◆ Exercise
Check every line of the data below for the string "System", and copy the ones that hold it.
** BEGIN **
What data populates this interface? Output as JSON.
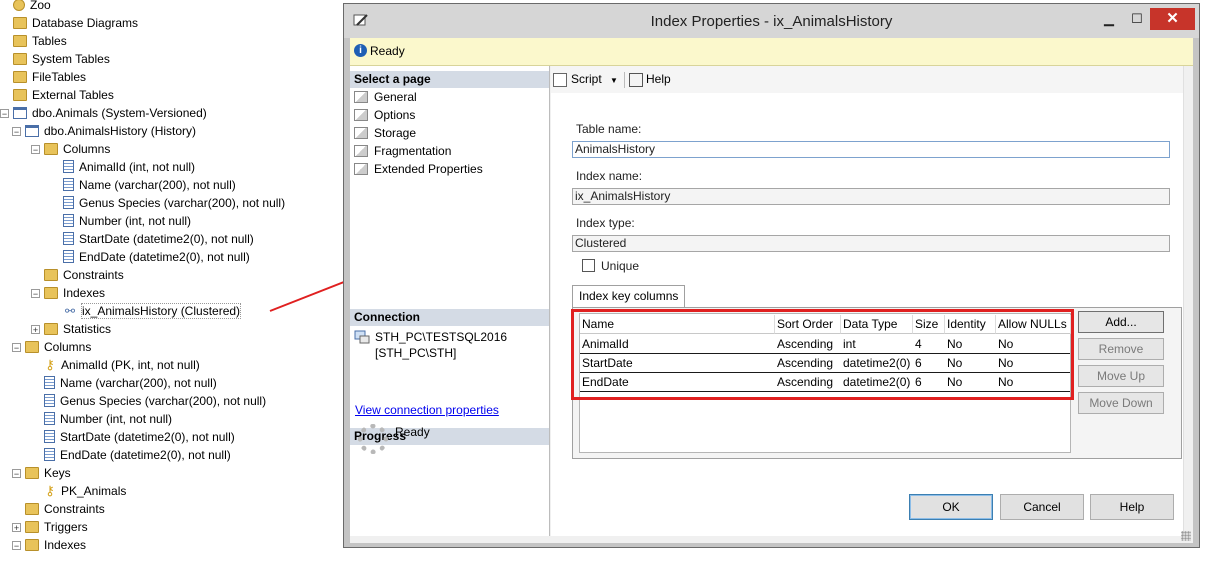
{
  "tree": {
    "items": [
      {
        "label": "Zoo",
        "icon": "database-icon",
        "expander": "",
        "indent": 0
      },
      {
        "label": "Database Diagrams",
        "icon": "folder-icon",
        "expander": "",
        "indent": 0
      },
      {
        "label": "Tables",
        "icon": "folder-icon",
        "expander": "",
        "indent": 0
      },
      {
        "label": "System Tables",
        "icon": "folder-icon",
        "expander": "",
        "indent": 1
      },
      {
        "label": "FileTables",
        "icon": "folder-icon",
        "expander": "",
        "indent": 1
      },
      {
        "label": "External Tables",
        "icon": "folder-icon",
        "expander": "",
        "indent": 1
      },
      {
        "label": "dbo.Animals (System-Versioned)",
        "icon": "table-icon",
        "expander": "−",
        "indent": 1
      },
      {
        "label": "dbo.AnimalsHistory (History)",
        "icon": "table-icon",
        "expander": "−",
        "indent": 2
      },
      {
        "label": "Columns",
        "icon": "folder-icon",
        "expander": "−",
        "indent": 3
      },
      {
        "label": "AnimalId (int, not null)",
        "icon": "column-icon",
        "expander": "",
        "indent": 4
      },
      {
        "label": "Name (varchar(200), not null)",
        "icon": "column-icon",
        "expander": "",
        "indent": 4
      },
      {
        "label": "Genus Species (varchar(200), not null)",
        "icon": "column-icon",
        "expander": "",
        "indent": 4
      },
      {
        "label": "Number (int, not null)",
        "icon": "column-icon",
        "expander": "",
        "indent": 4
      },
      {
        "label": "StartDate (datetime2(0), not null)",
        "icon": "column-icon",
        "expander": "",
        "indent": 4
      },
      {
        "label": "EndDate (datetime2(0), not null)",
        "icon": "column-icon",
        "expander": "",
        "indent": 4
      },
      {
        "label": "Constraints",
        "icon": "folder-icon",
        "expander": "",
        "indent": 3
      },
      {
        "label": "Indexes",
        "icon": "folder-icon",
        "expander": "−",
        "indent": 3
      },
      {
        "label": "ix_AnimalsHistory (Clustered)",
        "icon": "index-icon",
        "expander": "",
        "indent": 4,
        "selected": true
      },
      {
        "label": "Statistics",
        "icon": "folder-icon",
        "expander": "+",
        "indent": 3
      },
      {
        "label": "Columns",
        "icon": "folder-icon",
        "expander": "−",
        "indent": 2
      },
      {
        "label": "AnimalId (PK, int, not null)",
        "icon": "key-icon",
        "expander": "",
        "indent": 3
      },
      {
        "label": "Name (varchar(200), not null)",
        "icon": "column-icon",
        "expander": "",
        "indent": 3
      },
      {
        "label": "Genus Species (varchar(200), not null)",
        "icon": "column-icon",
        "expander": "",
        "indent": 3
      },
      {
        "label": "Number (int, not null)",
        "icon": "column-icon",
        "expander": "",
        "indent": 3
      },
      {
        "label": "StartDate (datetime2(0), not null)",
        "icon": "column-icon",
        "expander": "",
        "indent": 3
      },
      {
        "label": "EndDate (datetime2(0), not null)",
        "icon": "column-icon",
        "expander": "",
        "indent": 3
      },
      {
        "label": "Keys",
        "icon": "folder-icon",
        "expander": "−",
        "indent": 2
      },
      {
        "label": "PK_Animals",
        "icon": "key-icon",
        "expander": "",
        "indent": 3
      },
      {
        "label": "Constraints",
        "icon": "folder-icon",
        "expander": "",
        "indent": 2
      },
      {
        "label": "Triggers",
        "icon": "folder-icon",
        "expander": "+",
        "indent": 2
      },
      {
        "label": "Indexes",
        "icon": "folder-icon",
        "expander": "−",
        "indent": 2
      }
    ]
  },
  "dialog": {
    "title": "Index Properties - ix_AnimalsHistory",
    "status": "Ready",
    "select_page_header": "Select a page",
    "pages": [
      "General",
      "Options",
      "Storage",
      "Fragmentation",
      "Extended Properties"
    ],
    "connection_header": "Connection",
    "connection_server": "STH_PC\\TESTSQL2016",
    "connection_user": "[STH_PC\\STH]",
    "view_connection_link": "View connection properties",
    "progress_header": "Progress",
    "progress_status": "Ready",
    "toolbar": {
      "script": "Script",
      "help": "Help"
    },
    "table_name_label": "Table name:",
    "table_name": "AnimalsHistory",
    "index_name_label": "Index name:",
    "index_name": "ix_AnimalsHistory",
    "index_type_label": "Index type:",
    "index_type": "Clustered",
    "unique_label": "Unique",
    "unique_checked": false,
    "tab_label": "Index key columns",
    "columns_headers": [
      "Name",
      "Sort Order",
      "Data Type",
      "Size",
      "Identity",
      "Allow NULLs"
    ],
    "columns_rows": [
      [
        "AnimalId",
        "Ascending",
        "int",
        "4",
        "No",
        "No"
      ],
      [
        "StartDate",
        "Ascending",
        "datetime2(0)",
        "6",
        "No",
        "No"
      ],
      [
        "EndDate",
        "Ascending",
        "datetime2(0)",
        "6",
        "No",
        "No"
      ]
    ],
    "side_buttons": {
      "add": "Add...",
      "remove": "Remove",
      "move_up": "Move Up",
      "move_down": "Move Down"
    },
    "buttons": {
      "ok": "OK",
      "cancel": "Cancel",
      "help": "Help"
    },
    "highlight_color": "#e02020"
  }
}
** END **
◆ Task result
        "label": "System Tables",
        "label": "dbo.Animals (System-Versioned)",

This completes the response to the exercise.